Reading passage
However, I’ve never had any interest in reading her fiction even after over a half century of collecting pulps. I’m sure I’m at fault for this neglect but maybe your interesting review will make me finally read her.
But then again, maybe not. I’m presently rereading many of the series characters stories in the forties Black Mask and Dime Detective.
I’m running out of time!
December 14th, 2021 at 12:46 am
I’ve seen her name often enough, but this was the first time I’ve read anything by her. I’d say that well over half of her work for the pulps was in serial form. I have a copy of the book, and I admit that I was a little surprised I enjoyed it as much as I did. A little fusty, but it kept me reading. A lot of books are failing me in that regard any more.
December 14th, 2021 at 9:38 am
A novelette in Five Novels Monthly: “Murder at Sky Lodge” set in a winter ski resort:
https://archive.org/details/FiveNovelsMonthlyV26N02193405/page/n121/mode/2up
December 14th, 2021 at 1:19 pm
Thanks for the link, Bill. Do you know, I started reading this and it felt all very familiar. An isolated ski lodge with all kinds of spooky things going on at night, including — in the morning– the discovery of a girl’s body. I may somehow have started this once but never finished, since I have no idea where the story goes from here.
December 14th, 2021 at 3:30 pm
I’d never heard of this writer before.
Thank you for telling us about her!
Just finished “Death at Sky Lodge”.
Good feature: The opening account of the murder is vivid. Lots of eerie atmosphere and events in the frozen outdoors setting.
Bad feature: No cleverness or ingenuity in the solution. No clue to the killer.
This does not resemble Hammett or Chandler at all – despite being a pulp magazine tale.
It’s more like a Golden Age who-done-it.
A pulp feature: A fair number of pulp tales like settings at frozen winter institutions. Don’t ask me why!
December 14th, 2021 at 7:21 pm
Oh, no. A magazine like BLACK MASK would never have published Madeleine Sharps Buchanan. Their readers would never have stood for it.
December 14th, 2021 at 7:58 pm
I would be surprised if there wasn’t at least a murder in the London Underground before 1930. I don’t know about the New York Subway.

Supplied information
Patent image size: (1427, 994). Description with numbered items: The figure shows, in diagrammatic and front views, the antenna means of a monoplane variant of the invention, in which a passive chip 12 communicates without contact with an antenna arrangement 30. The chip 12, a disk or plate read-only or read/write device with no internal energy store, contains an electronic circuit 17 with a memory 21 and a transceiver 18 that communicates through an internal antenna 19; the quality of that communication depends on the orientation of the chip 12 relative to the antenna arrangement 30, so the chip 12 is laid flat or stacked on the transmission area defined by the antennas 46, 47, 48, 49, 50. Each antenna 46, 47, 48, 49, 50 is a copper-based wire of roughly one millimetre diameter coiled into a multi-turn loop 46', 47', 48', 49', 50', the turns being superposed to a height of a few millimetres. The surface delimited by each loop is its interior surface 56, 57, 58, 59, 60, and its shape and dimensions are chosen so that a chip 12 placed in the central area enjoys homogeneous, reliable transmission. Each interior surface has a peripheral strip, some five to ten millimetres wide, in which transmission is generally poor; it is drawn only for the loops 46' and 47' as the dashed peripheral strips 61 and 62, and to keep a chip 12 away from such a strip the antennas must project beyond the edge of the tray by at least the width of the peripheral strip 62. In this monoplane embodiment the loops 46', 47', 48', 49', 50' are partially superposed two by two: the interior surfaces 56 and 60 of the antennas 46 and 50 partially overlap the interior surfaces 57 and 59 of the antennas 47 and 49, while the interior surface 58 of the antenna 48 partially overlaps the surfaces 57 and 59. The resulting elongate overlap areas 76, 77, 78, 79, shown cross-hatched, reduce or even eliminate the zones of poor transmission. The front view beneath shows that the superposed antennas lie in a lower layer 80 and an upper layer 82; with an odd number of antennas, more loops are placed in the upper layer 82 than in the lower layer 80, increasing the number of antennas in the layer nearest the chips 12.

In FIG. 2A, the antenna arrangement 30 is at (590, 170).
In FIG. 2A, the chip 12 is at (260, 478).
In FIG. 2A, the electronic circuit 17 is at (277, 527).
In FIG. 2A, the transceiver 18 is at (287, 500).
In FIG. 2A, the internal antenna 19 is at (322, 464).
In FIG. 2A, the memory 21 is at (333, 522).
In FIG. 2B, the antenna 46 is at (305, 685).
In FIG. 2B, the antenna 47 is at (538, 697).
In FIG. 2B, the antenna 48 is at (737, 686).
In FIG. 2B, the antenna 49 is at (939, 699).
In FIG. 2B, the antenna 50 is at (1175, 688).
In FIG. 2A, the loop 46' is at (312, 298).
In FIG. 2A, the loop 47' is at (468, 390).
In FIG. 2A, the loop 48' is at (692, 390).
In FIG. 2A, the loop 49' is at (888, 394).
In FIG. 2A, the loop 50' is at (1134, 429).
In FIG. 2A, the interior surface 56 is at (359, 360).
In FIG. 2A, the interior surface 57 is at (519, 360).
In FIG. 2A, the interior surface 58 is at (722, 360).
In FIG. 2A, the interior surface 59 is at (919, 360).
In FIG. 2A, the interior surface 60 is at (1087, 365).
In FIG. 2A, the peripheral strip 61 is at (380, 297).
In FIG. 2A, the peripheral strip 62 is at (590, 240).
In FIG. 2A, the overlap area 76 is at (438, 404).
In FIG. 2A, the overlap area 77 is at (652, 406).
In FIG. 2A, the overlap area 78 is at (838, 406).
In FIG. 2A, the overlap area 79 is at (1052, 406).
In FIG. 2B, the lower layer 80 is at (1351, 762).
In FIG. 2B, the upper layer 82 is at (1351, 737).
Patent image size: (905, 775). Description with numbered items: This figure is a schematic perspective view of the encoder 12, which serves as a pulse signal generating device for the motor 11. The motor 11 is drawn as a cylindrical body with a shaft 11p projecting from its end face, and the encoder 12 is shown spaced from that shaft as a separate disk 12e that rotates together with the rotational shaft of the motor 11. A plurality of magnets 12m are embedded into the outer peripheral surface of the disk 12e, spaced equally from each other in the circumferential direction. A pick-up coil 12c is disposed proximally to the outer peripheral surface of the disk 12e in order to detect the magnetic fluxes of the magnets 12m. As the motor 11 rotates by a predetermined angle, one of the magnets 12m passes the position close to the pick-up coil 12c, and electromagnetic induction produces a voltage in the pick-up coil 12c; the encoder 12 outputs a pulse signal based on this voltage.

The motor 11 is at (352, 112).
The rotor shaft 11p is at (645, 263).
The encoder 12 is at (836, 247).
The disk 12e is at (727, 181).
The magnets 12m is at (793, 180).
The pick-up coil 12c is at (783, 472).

Exercise
Write the next part of the comment thread about Madeleine Sharps Buchanan's pulp fiction, starting after its last comment.

Task answer
They weren’t murder mysteries, but when is the earliest ‘Thubway ‘Tham ‘Thullivan story by Johnston McCulley?
December 14th, 2021 at 8:02 pm
That’s a good question. I had to look it up: June 4 1918.
December 14th, 2021 at 8:22 pm
Baroness Orczy
The Old Man In The Corner
The Mysterious Death on the Underground Railway (1901) (Chapters 10-11 of the book)
December 14th, 2021 at 8:58 pm
Now that’s one that’s going to be hard to beat. Thanks, Mike!
December 14th, 2021 at 9:19 pm
If I had to gamble on an earlier mystery story with a murder in the subway, I would confidently bet that some Nick Carter story used the subway as the setting for a someone’s unfortunate demise. Writers kept the Carter character contemporary by using the latest advancements. The New York subway opening in 1904 on Carter’s home ground is exactly the newfangled that would be typical of those stories.
December 14th, 2021 at 9:31 pm
I miss Randy Cox. He would know.
December 15th, 2021 at 12:59 pm
Am I reading right?
Is the murder victim in “THe Subway Murder” married to two men at once? Secretly a bigamist?
SPOILERS. If so, this anticipates the premise of “Halfway House” by Ellery Queen.
December 15th, 2021 at 1:08 pm
Yes, you read that right. This may be more of a first than the fact that the murder took place in a subway station.
December 15th, 2021 at 1:01 pm
As a 14th post:
I added a brief entry on to my website on Madeleine Sharps Buchanan:
http://mikegrost.com/green.htm#Buchanan
Thank you for telling me about this writer.